** BEGIN INFORMATION GIVEN **

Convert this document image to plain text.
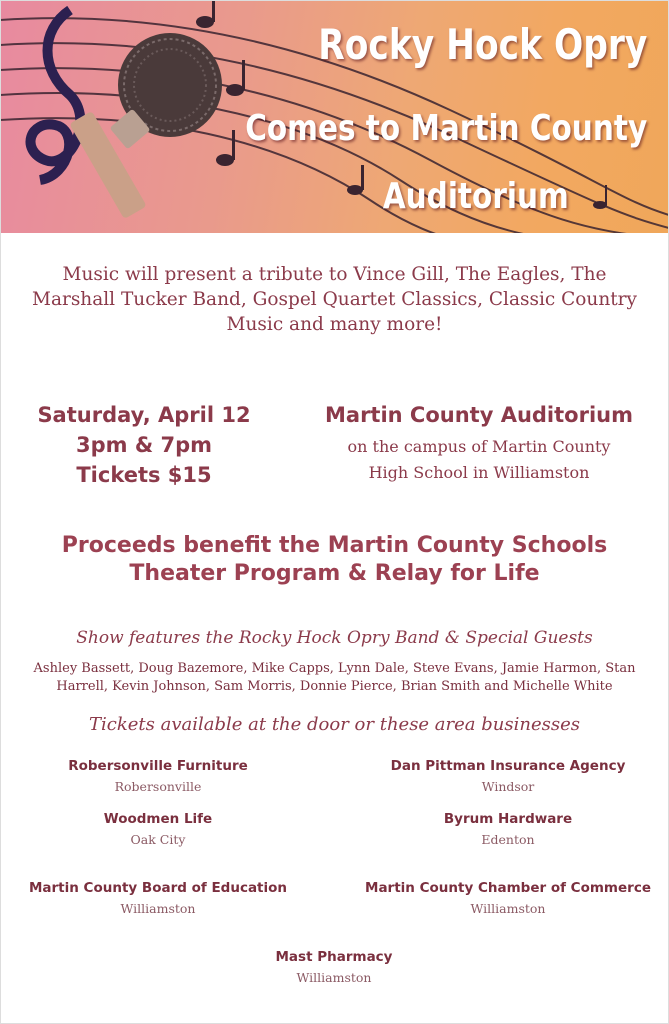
Rocky Hock Opry
Comes to Martin County
Auditorium
Music will present a tribute to Vince Gill, The Eagles, The Marshall Tucker Band, Gospel Quartet Classics, Classic Country Music and many more!
Saturday, April 12
3pm & 7pm
Tickets $15
Martin County Auditorium
on the campus of Martin County
High School in Williamston
Proceeds benefit the Martin County Schools
Theater Program & Relay for Life
Show features the Rocky Hock Opry Band & Special Guests
Ashley Bassett, Doug Bazemore, Mike Capps, Lynn Dale, Steve Evans, Jamie Harmon, Stan Harrell, Kevin Johnson, Sam Morris, Donnie Pierce, Brian Smith and Michelle White
Tickets available at the door or these area businesses
Robersonville Furniture
Robersonville
Dan Pittman Insurance Agency
Windsor
Woodmen Life
Oak City
Byrum Hardware
Edenton
Martin County Board of Education
Williamston
Martin County Chamber of Commerce
Williamston
Mast Pharmacy
Williamston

** END INFORMATION GIVEN **

EXERCISE DETAILS — With the pictures left out, transcribe the material exactly.

SOLUTION TO THIS PROBLEM —
Convert this document image to plain text.
Rocky Hock Opry
Comes to Martin County
Auditorium
Music will present a tribute to Vince Gill, The Eagles, The Marshall Tucker Band, Gospel Quartet Classics, Classic Country Music and many more!
Saturday, April 12
3pm & 7pm
Tickets $15
Martin County Auditorium
on the campus of Martin County
High School in Williamston
Proceeds benefit the Martin County Schools
Theater Program & Relay for Life
Show features the Rocky Hock Opry Band & Special Guests
Ashley Bassett, Doug Bazemore, Mike Capps, Lynn Dale, Steve Evans, Jamie Harmon, Stan Harrell, Kevin Johnson, Sam Morris, Donnie Pierce, Brian Smith and Michelle White
Tickets available at the door or these area businesses
Robersonville Furniture
Robersonville
Dan Pittman Insurance Agency
Windsor
Woodmen Life
Oak City
Byrum Hardware
Edenton
Martin County Board of Education
Williamston
Martin County Chamber of Commerce
Williamston
Mast Pharmacy
Williamston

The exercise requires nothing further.